--- BEGIN Exercise materials ---

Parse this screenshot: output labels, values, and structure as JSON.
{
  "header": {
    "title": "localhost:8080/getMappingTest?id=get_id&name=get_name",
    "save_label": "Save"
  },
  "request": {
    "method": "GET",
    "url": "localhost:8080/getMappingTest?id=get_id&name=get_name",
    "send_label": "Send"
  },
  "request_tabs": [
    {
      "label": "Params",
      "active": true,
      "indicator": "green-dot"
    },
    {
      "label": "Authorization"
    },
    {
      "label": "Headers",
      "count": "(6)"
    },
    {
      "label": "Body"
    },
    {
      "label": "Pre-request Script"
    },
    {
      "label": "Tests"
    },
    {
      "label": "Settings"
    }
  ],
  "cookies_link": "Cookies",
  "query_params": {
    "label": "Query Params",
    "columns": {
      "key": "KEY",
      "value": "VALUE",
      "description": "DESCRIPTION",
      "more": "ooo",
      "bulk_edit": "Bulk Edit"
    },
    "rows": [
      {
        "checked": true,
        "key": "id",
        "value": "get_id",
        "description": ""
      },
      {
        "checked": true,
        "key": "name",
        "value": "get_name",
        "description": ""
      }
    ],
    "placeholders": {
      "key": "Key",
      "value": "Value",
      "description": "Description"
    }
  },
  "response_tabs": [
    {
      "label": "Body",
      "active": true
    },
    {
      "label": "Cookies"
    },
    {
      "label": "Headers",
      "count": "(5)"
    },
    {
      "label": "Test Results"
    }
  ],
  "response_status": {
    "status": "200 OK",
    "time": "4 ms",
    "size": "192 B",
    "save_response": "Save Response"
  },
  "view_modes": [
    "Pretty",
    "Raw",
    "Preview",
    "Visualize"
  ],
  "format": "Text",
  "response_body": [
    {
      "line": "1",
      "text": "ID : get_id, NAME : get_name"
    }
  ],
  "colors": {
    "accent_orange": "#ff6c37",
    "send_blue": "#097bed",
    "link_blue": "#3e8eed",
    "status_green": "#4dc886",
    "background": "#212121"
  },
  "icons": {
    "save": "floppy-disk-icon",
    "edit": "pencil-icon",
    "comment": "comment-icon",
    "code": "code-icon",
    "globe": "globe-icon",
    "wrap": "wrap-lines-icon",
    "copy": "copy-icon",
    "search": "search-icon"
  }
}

--- END Exercise materials ---

Take the entries above and copy them out exactly.

Parse this screenshot: output labels, values, and structure as JSON.
{
  "header": {
    "title": "localhost:8080/getMappingTest?id=get_id&name=get_name",
    "save_label": "Save"
  },
  "request": {
    "method": "GET",
    "url": "localhost:8080/getMappingTest?id=get_id&name=get_name",
    "send_label": "Send"
  },
  "request_tabs": [
    {
      "label": "Params",
      "active": true,
      "indicator": "green-dot"
    },
    {
      "label": "Authorization"
    },
    {
      "label": "Headers",
      "count": "(6)"
    },
    {
      "label": "Body"
    },
    {
      "label": "Pre-request Script"
    },
    {
      "label": "Tests"
    },
    {
      "label": "Settings"
    }
  ],
  "cookies_link": "Cookies",
  "query_params": {
    "label": "Query Params",
    "columns": {
      "key": "KEY",
      "value": "VALUE",
      "description": "DESCRIPTION",
      "more": "ooo",
      "bulk_edit": "Bulk Edit"
    },
    "rows": [
      {
        "checked": true,
        "key": "id",
        "value": "get_id",
        "description": ""
      },
      {
        "checked": true,
        "key": "name",
        "value": "get_name",
        "description": ""
      }
    ],
    "placeholders": {
      "key": "Key",
      "value": "Value",
      "description": "Description"
    }
  },
  "response_tabs": [
    {
      "label": "Body",
      "active": true
    },
    {
      "label": "Cookies"
    },
    {
      "label": "Headers",
      "count": "(5)"
    },
    {
      "label": "Test Results"
    }
  ],
  "response_status": {
    "status": "200 OK",
    "time": "4 ms",
    "size": "192 B",
    "save_response": "Save Response"
  },
  "view_modes": [
    "Pretty",
    "Raw",
    "Preview",
    "Visualize"
  ],
  "format": "Text",
  "response_body": [
    {
      "line": "1",
      "text": "ID : get_id, NAME : get_name"
    }
  ],
  "colors": {
    "accent_orange": "#ff6c37",
    "send_blue": "#097bed",
    "link_blue": "#3e8eed",
    "status_green": "#4dc886",
    "background": "#212121"
  },
  "icons": {
    "save": "floppy-disk-icon",
    "edit": "pencil-icon",
    "comment": "comment-icon",
    "code": "code-icon",
    "globe": "globe-icon",
    "wrap": "wrap-lines-icon",
    "copy": "copy-icon",
    "search": "search-icon"
  }
}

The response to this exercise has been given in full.